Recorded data
————————

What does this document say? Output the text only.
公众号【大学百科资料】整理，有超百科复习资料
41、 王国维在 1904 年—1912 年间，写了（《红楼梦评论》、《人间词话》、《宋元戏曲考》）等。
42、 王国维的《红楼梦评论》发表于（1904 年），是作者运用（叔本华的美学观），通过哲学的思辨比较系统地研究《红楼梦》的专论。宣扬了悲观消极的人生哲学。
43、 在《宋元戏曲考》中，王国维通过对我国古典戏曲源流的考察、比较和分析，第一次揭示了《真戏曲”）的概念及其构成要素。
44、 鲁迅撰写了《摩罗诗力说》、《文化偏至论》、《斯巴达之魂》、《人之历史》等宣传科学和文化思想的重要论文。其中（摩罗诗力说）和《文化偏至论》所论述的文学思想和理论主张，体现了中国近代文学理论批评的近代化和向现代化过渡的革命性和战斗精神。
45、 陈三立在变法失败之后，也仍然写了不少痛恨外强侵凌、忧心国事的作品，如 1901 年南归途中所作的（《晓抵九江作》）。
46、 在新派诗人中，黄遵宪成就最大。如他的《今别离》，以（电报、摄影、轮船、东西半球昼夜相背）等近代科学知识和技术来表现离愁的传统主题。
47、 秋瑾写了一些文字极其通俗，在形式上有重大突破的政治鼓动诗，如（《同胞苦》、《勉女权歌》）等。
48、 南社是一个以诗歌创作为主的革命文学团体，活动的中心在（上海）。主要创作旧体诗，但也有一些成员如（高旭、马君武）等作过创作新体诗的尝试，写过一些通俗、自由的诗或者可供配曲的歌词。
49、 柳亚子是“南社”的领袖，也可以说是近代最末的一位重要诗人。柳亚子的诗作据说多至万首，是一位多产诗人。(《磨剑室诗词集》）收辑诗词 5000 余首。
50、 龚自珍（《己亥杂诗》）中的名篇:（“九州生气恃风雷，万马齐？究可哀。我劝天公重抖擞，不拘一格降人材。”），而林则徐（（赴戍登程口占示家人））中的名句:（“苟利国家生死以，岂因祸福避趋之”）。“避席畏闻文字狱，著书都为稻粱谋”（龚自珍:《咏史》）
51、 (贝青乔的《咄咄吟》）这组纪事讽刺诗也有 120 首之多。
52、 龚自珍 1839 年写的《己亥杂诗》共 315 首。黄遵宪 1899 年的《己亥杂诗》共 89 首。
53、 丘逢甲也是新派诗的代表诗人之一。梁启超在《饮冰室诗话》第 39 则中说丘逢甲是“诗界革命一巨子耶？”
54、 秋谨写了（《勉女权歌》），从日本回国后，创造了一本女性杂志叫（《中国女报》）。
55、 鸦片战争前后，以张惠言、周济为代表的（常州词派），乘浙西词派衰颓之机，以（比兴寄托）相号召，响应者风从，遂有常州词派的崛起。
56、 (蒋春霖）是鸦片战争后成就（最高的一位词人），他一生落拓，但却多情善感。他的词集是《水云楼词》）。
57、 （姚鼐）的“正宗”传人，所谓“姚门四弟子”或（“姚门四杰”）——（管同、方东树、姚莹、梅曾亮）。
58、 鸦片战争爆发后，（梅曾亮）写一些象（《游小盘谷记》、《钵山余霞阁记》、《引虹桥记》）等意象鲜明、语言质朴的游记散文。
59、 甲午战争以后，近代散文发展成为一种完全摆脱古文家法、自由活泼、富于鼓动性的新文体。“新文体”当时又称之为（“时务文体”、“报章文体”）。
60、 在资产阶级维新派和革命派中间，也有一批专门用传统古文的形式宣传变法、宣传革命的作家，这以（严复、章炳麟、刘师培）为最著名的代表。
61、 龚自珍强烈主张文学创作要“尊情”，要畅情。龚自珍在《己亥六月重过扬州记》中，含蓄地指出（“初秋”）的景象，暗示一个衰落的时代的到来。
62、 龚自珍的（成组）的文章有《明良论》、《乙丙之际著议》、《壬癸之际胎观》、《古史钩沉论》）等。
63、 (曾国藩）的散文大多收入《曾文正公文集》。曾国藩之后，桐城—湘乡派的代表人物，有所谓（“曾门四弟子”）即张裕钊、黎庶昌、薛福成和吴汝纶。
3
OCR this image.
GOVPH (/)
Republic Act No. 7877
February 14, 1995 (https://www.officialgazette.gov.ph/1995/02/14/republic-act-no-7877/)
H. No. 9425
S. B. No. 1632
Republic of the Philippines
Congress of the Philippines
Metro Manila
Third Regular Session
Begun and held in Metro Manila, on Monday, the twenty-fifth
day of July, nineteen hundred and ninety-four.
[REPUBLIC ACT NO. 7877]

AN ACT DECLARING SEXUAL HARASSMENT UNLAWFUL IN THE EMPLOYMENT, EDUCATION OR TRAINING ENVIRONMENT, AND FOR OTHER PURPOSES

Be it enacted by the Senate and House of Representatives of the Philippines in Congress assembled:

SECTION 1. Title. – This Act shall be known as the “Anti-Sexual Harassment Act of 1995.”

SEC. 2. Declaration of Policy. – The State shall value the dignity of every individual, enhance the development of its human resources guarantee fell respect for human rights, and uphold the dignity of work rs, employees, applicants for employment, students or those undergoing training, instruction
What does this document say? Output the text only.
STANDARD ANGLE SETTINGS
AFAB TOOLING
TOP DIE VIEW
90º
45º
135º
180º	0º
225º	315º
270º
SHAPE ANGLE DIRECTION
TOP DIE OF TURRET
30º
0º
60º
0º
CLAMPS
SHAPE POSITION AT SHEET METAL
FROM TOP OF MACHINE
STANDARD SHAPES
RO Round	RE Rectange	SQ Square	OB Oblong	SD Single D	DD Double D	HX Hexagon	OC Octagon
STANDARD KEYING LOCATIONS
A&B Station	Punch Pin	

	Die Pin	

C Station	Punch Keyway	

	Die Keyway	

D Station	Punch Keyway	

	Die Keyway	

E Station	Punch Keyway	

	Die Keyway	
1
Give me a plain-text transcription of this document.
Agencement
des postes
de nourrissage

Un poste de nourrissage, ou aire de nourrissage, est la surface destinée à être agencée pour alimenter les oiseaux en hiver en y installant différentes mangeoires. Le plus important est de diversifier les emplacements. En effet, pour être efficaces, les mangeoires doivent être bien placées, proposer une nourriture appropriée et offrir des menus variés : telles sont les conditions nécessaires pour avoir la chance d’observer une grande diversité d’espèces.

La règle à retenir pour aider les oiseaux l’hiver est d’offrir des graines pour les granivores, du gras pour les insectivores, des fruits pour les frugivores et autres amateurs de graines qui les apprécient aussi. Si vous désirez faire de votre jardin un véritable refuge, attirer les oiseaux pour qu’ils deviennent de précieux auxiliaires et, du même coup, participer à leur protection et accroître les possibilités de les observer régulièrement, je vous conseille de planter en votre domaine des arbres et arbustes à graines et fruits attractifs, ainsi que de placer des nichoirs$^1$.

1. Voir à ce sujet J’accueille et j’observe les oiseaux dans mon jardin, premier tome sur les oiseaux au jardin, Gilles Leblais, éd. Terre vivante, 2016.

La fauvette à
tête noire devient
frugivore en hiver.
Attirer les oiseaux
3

————————

- **Work to do**: Extract the complete set of records unchanged.

- **Correct response**:
What does this document say? Output the text only.
公众号【大学百科资料】整理，有超百科复习资料
41、 王国维在 1904 年—1912 年间，写了（《红楼梦评论》、《人间词话》、《宋元戏曲考》）等。
42、 王国维的《红楼梦评论》发表于（1904 年），是作者运用（叔本华的美学观），通过哲学的思辨比较系统地研究《红楼梦》的专论。宣扬了悲观消极的人生哲学。
43、 在《宋元戏曲考》中，王国维通过对我国古典戏曲源流的考察、比较和分析，第一次揭示了《真戏曲”）的概念及其构成要素。
44、 鲁迅撰写了《摩罗诗力说》、《文化偏至论》、《斯巴达之魂》、《人之历史》等宣传科学和文化思想的重要论文。其中（摩罗诗力说）和《文化偏至论》所论述的文学思想和理论主张，体现了中国近代文学理论批评的近代化和向现代化过渡的革命性和战斗精神。
45、 陈三立在变法失败之后，也仍然写了不少痛恨外强侵凌、忧心国事的作品，如 1901 年南归途中所作的（《晓抵九江作》）。
46、 在新派诗人中，黄遵宪成就最大。如他的《今别离》，以（电报、摄影、轮船、东西半球昼夜相背）等近代科学知识和技术来表现离愁的传统主题。
47、 秋瑾写了一些文字极其通俗，在形式上有重大突破的政治鼓动诗，如（《同胞苦》、《勉女权歌》）等。
48、 南社是一个以诗歌创作为主的革命文学团体，活动的中心在（上海）。主要创作旧体诗，但也有一些成员如（高旭、马君武）等作过创作新体诗的尝试，写过一些通俗、自由的诗或者可供配曲的歌词。
49、 柳亚子是“南社”的领袖，也可以说是近代最末的一位重要诗人。柳亚子的诗作据说多至万首，是一位多产诗人。(《磨剑室诗词集》）收辑诗词 5000 余首。
50、 龚自珍（《己亥杂诗》）中的名篇:（“九州生气恃风雷，万马齐？究可哀。我劝天公重抖擞，不拘一格降人材。”），而林则徐（（赴戍登程口占示家人））中的名句:（“苟利国家生死以，岂因祸福避趋之”）。“避席畏闻文字狱，著书都为稻粱谋”（龚自珍:《咏史》）
51、 (贝青乔的《咄咄吟》）这组纪事讽刺诗也有 120 首之多。
52、 龚自珍 1839 年写的《己亥杂诗》共 315 首。黄遵宪 1899 年的《己亥杂诗》共 89 首。
53、 丘逢甲也是新派诗的代表诗人之一。梁启超在《饮冰室诗话》第 39 则中说丘逢甲是“诗界革命一巨子耶？”
54、 秋谨写了（《勉女权歌》），从日本回国后，创造了一本女性杂志叫（《中国女报》）。
55、 鸦片战争前后，以张惠言、周济为代表的（常州词派），乘浙西词派衰颓之机，以（比兴寄托）相号召，响应者风从，遂有常州词派的崛起。
56、 (蒋春霖）是鸦片战争后成就（最高的一位词人），他一生落拓，但却多情善感。他的词集是《水云楼词》）。
57、 （姚鼐）的“正宗”传人，所谓“姚门四弟子”或（“姚门四杰”）——（管同、方东树、姚莹、梅曾亮）。
58、 鸦片战争爆发后，（梅曾亮）写一些象（《游小盘谷记》、《钵山余霞阁记》、《引虹桥记》）等意象鲜明、语言质朴的游记散文。
59、 甲午战争以后，近代散文发展成为一种完全摆脱古文家法、自由活泼、富于鼓动性的新文体。“新文体”当时又称之为（“时务文体”、“报章文体”）。
60、 在资产阶级维新派和革命派中间，也有一批专门用传统古文的形式宣传变法、宣传革命的作家，这以（严复、章炳麟、刘师培）为最著名的代表。
61、 龚自珍强烈主张文学创作要“尊情”，要畅情。龚自珍在《己亥六月重过扬州记》中，含蓄地指出（“初秋”）的景象，暗示一个衰落的时代的到来。
62、 龚自珍的（成组）的文章有《明良论》、《乙丙之际著议》、《壬癸之际胎观》、《古史钩沉论》）等。
63、 (曾国藩）的散文大多收入《曾文正公文集》。曾国藩之后，桐城—湘乡派的代表人物，有所谓（“曾门四弟子”）即张裕钊、黎庶昌、薛福成和吴汝纶。
3
OCR this image.
GOVPH (/)
Republic Act No. 7877
February 14, 1995 (https://www.officialgazette.gov.ph/1995/02/14/republic-act-no-7877/)
H. No. 9425
S. B. No. 1632
Republic of the Philippines
Congress of the Philippines
Metro Manila
Third Regular Session
Begun and held in Metro Manila, on Monday, the twenty-fifth
day of July, nineteen hundred and ninety-four.
[REPUBLIC ACT NO. 7877]

AN ACT DECLARING SEXUAL HARASSMENT UNLAWFUL IN THE EMPLOYMENT, EDUCATION OR TRAINING ENVIRONMENT, AND FOR OTHER PURPOSES

Be it enacted by the Senate and House of Representatives of the Philippines in Congress assembled:

SECTION 1. Title. – This Act shall be known as the “Anti-Sexual Harassment Act of 1995.”

SEC. 2. Declaration of Policy. – The State shall value the dignity of every individual, enhance the development of its human resources guarantee fell respect for human rights, and uphold the dignity of work rs, employees, applicants for employment, students or those undergoing training, instruction
What does this document say? Output the text only.
STANDARD ANGLE SETTINGS
AFAB TOOLING
TOP DIE VIEW
90º
45º
135º
180º	0º
225º	315º
270º
SHAPE ANGLE DIRECTION
TOP DIE OF TURRET
30º
0º
60º
0º
CLAMPS
SHAPE POSITION AT SHEET METAL
FROM TOP OF MACHINE
STANDARD SHAPES
RO Round	RE Rectange	SQ Square	OB Oblong	SD Single D	DD Double D	HX Hexagon	OC Octagon
STANDARD KEYING LOCATIONS
A&B Station	Punch Pin	

	Die Pin	

C Station	Punch Keyway	

	Die Keyway	

D Station	Punch Keyway	

	Die Keyway	

E Station	Punch Keyway	

	Die Keyway	
1
Give me a plain-text transcription of this document.
Agencement
des postes
de nourrissage

Un poste de nourrissage, ou aire de nourrissage, est la surface destinée à être agencée pour alimenter les oiseaux en hiver en y installant différentes mangeoires. Le plus important est de diversifier les emplacements. En effet, pour être efficaces, les mangeoires doivent être bien placées, proposer une nourriture appropriée et offrir des menus variés : telles sont les conditions nécessaires pour avoir la chance d’observer une grande diversité d’espèces.

La règle à retenir pour aider les oiseaux l’hiver est d’offrir des graines pour les granivores, du gras pour les insectivores, des fruits pour les frugivores et autres amateurs de graines qui les apprécient aussi. Si vous désirez faire de votre jardin un véritable refuge, attirer les oiseaux pour qu’ils deviennent de précieux auxiliaires et, du même coup, participer à leur protection et accroître les possibilités de les observer régulièrement, je vous conseille de planter en votre domaine des arbres et arbustes à graines et fruits attractifs, ainsi que de placer des nichoirs$^1$.

1. Voir à ce sujet J’accueille et j’observe les oiseaux dans mon jardin, premier tome sur les oiseaux au jardin, Gilles Leblais, éd. Terre vivante, 2016.

La fauvette à
tête noire devient
frugivore en hiver.
Attirer les oiseaux
3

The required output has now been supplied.